**YOUR INSTRUCTIONS:** When a line contains the string "that", it counts once; give the total of such lines in the entries below and nothing else.

**INPUT:**
_ _ _ _ _
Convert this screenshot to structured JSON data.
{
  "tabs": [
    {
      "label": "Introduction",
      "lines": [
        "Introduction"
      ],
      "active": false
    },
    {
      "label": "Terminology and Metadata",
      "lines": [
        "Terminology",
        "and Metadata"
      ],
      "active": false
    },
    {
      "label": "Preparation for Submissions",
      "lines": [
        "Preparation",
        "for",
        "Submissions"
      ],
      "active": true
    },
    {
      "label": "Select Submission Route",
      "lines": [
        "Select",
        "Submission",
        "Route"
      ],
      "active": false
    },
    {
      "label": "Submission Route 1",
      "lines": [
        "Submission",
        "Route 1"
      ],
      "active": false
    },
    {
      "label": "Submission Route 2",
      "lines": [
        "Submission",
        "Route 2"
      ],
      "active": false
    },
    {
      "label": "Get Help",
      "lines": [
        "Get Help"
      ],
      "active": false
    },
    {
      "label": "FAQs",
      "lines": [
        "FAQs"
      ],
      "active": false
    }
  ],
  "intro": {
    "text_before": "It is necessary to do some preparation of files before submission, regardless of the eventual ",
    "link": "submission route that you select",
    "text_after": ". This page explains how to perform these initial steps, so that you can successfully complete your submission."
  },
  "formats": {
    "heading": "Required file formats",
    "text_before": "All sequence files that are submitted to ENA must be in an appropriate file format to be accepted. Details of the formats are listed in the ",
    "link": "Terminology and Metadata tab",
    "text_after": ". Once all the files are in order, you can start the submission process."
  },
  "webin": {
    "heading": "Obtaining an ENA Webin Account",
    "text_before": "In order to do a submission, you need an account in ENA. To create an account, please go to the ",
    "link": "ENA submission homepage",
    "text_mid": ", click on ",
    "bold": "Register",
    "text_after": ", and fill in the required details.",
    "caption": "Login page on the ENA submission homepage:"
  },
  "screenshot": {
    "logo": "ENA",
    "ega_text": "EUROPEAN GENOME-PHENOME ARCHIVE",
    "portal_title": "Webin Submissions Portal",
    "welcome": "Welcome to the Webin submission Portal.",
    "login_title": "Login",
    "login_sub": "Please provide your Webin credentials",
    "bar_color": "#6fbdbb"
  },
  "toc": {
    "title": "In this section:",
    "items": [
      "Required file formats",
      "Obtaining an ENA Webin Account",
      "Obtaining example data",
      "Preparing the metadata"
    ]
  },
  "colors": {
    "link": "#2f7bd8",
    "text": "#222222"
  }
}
_ _ _ _ _
**RESPONSE BELOW:** 3